• DATA ENTRIES:
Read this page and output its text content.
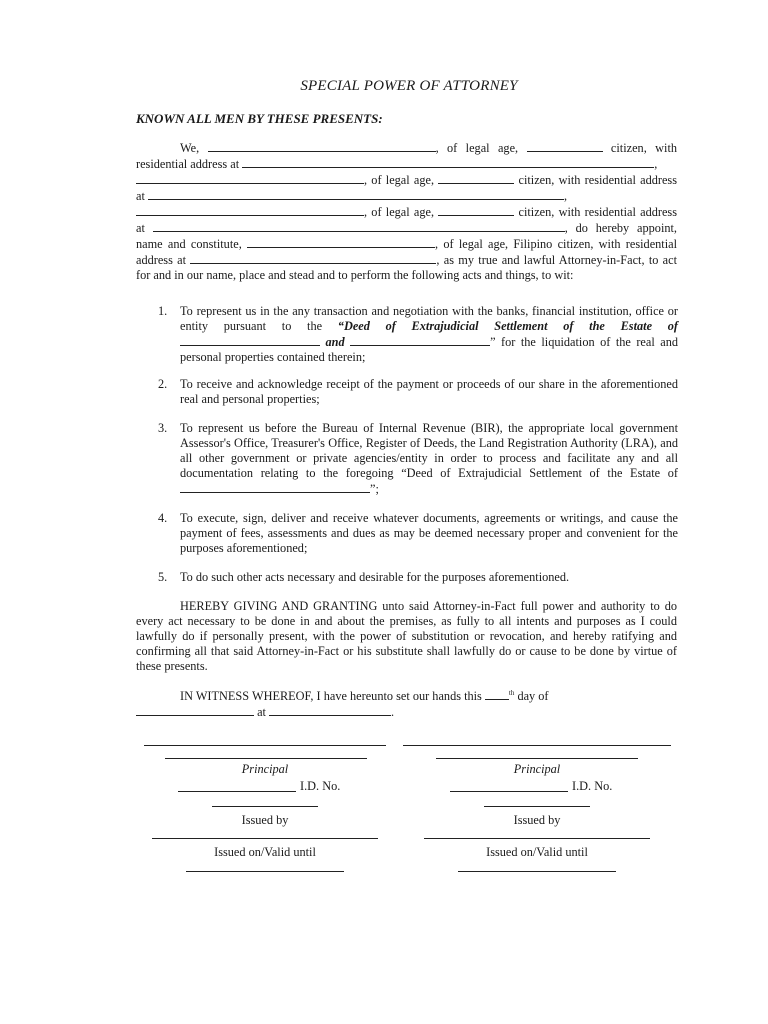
SPECIAL POWER OF ATTORNEY
KNOWN ALL MEN BY THESE PRESENTS:
We,	, of legal age,	citizen, with residential address at	,
, of legal age,	citizen, with residential address at	,
, of legal age,	citizen, with residential address at	, do hereby appoint, name and constitute,	, of legal age, Filipino citizen, with residential address at	, as my true and lawful Attorney-in-Fact, to act for and in our name, place and stead and to perform the following acts and things, to wit:
1.	To represent us in the any transaction and negotiation with the banks, financial institution, office or entity pursuant to the “Deed of Extrajudicial Settlement of the Estate of  and	” for the liquidation of the real and personal properties contained therein;
2.	To receive and acknowledge receipt of the payment or proceeds of our share in the aforementioned real and personal properties;
3.	To represent us before the Bureau of Internal Revenue (BIR), the appropriate local government Assessor's Office, Treasurer's Office, Register of Deeds, the Land Registration Authority (LRA), and all other government or private agencies/entity in order to process and facilitate any and all documentation relating to the foregoing “Deed of Extrajudicial Settlement of the Estate of ”;
4.	To execute, sign, deliver and receive whatever documents, agreements or writings, and cause the payment of fees, assessments and dues as may be deemed necessary proper and convenient for the purposes aforementioned;
5.	To do such other acts necessary and desirable for the purposes aforementioned.
HEREBY GIVING AND GRANTING unto said Attorney-in-Fact full power and authority to do every act necessary to be done in and about the premises, as fully to all intents and purposes as I could lawfully do if personally present, with the power of substitution or revocation, and hereby ratifying and confirming all that said Attorney-in-Fact or his substitute shall lawfully do or cause to be done by virtue of these presents.
IN WITNESS WHEREOF, I have hereunto set our hands this	$^{th}$ day of
at	.
Principal
I.D. No.
Issued by
Issued on/Valid until
Principal
I.D. No.
Issued by
Issued on/Valid until
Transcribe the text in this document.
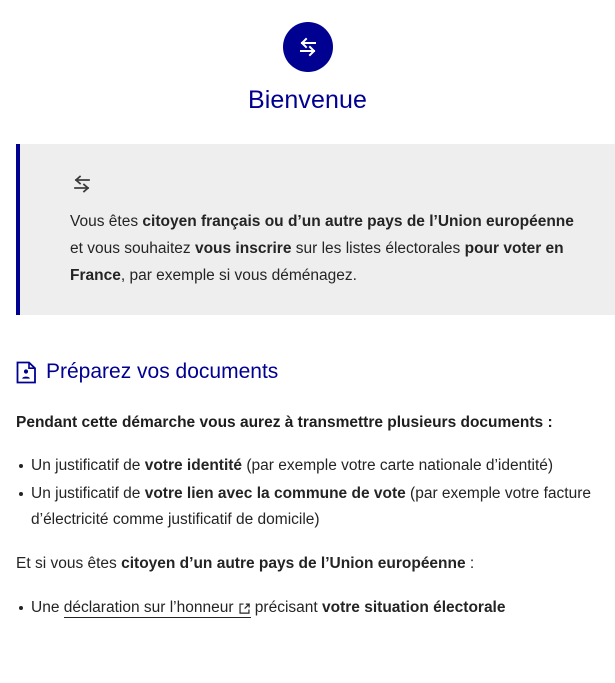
Bienvenue
Vous êtes citoyen français ou d’un autre pays de l’Union européenne et vous souhaitez vous inscrire sur les listes électorales pour voter en France, par exemple si vous déménagez.
Préparez vos documents

Pendant cette démarche vous aurez à transmettre plusieurs documents :

Un justificatif de votre identité (par exemple votre carte nationale d’identité)
Un justificatif de votre lien avec la commune de vote (par exemple votre facture d’électricité comme justificatif de domicile)

Et si vous êtes citoyen d’un autre pays de l’Union européenne :

Une déclaration sur l’honneur précisant votre situation électorale
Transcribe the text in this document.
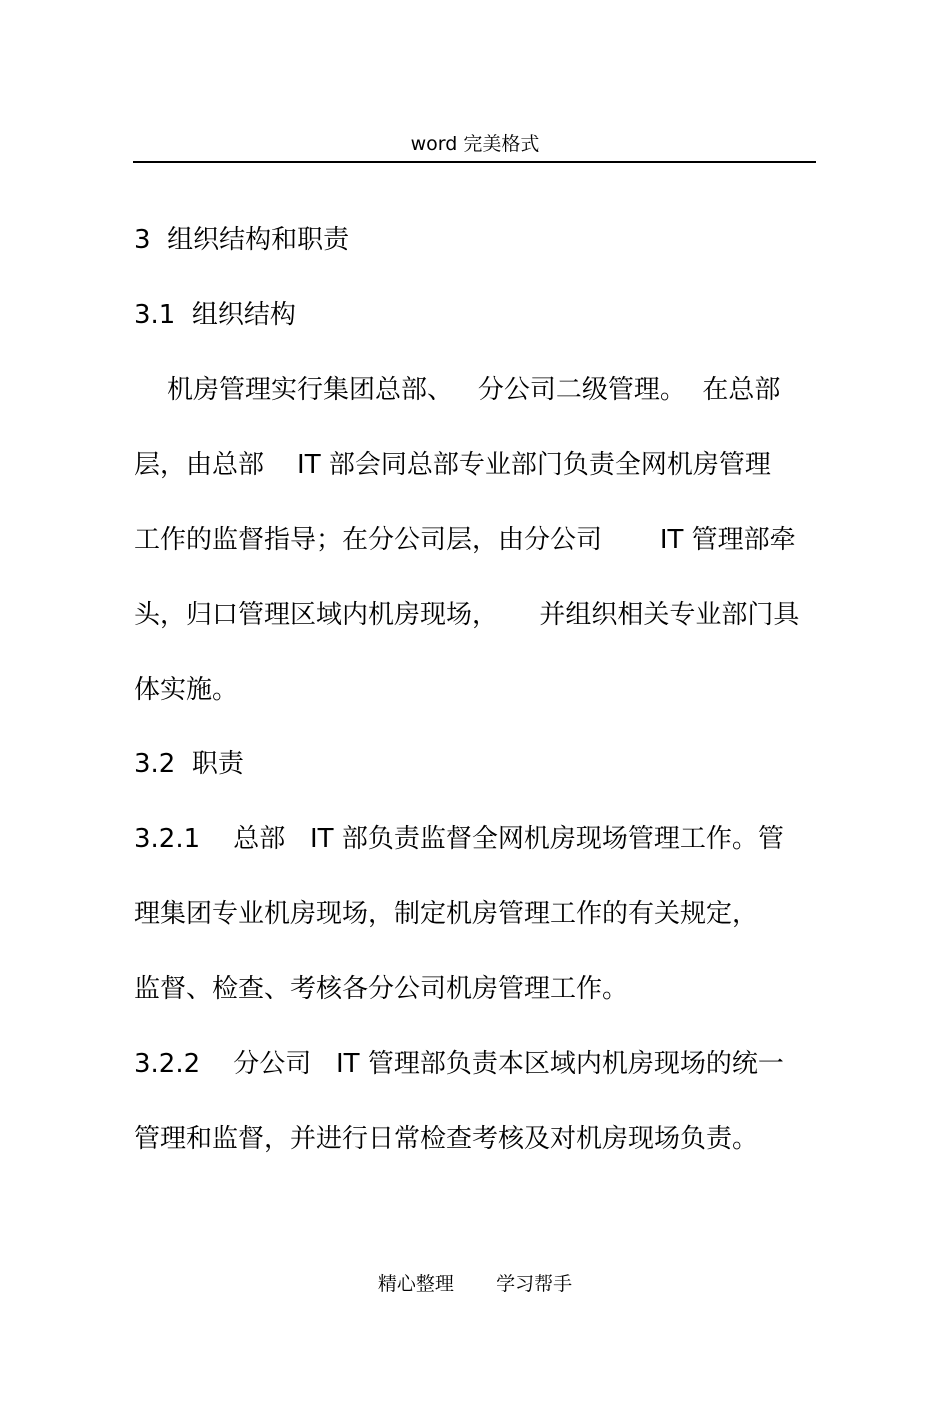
word 完美格式
3  组织结构和职责
3.1  组织结构
机房管理实行集团总部、   分公司二级管理。  在总部
层，由总部    IT 部会同总部专业部门负责全网机房管理
工作的监督指导；在分公司层，由分公司       IT 管理部牵
头，归口管理区域内机房现场，     并组织相关专业部门具
体实施。
3.2  职责
3.2.1    总部   IT 部负责监督全网机房现场管理工作。管
理集团专业机房现场，制定机房管理工作的有关规定，
监督、检查、考核各分公司机房管理工作。
3.2.2    分公司   IT 管理部负责本区域内机房现场的统一
管理和监督，并进行日常检查考核及对机房现场负责。
精心整理       学习帮手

• GIVEN PROBLEM:
Filter lines by "Union" and return each hit.

• WRITTEN SOLUTION:
Vous êtes citoyen français ou d’un autre pays de l’Union européenne et vous souhaitez vous inscrire sur les listes électorales pour voter en France, par exemple si vous déménagez.
Et si vous êtes citoyen d’un autre pays de l’Union européenne :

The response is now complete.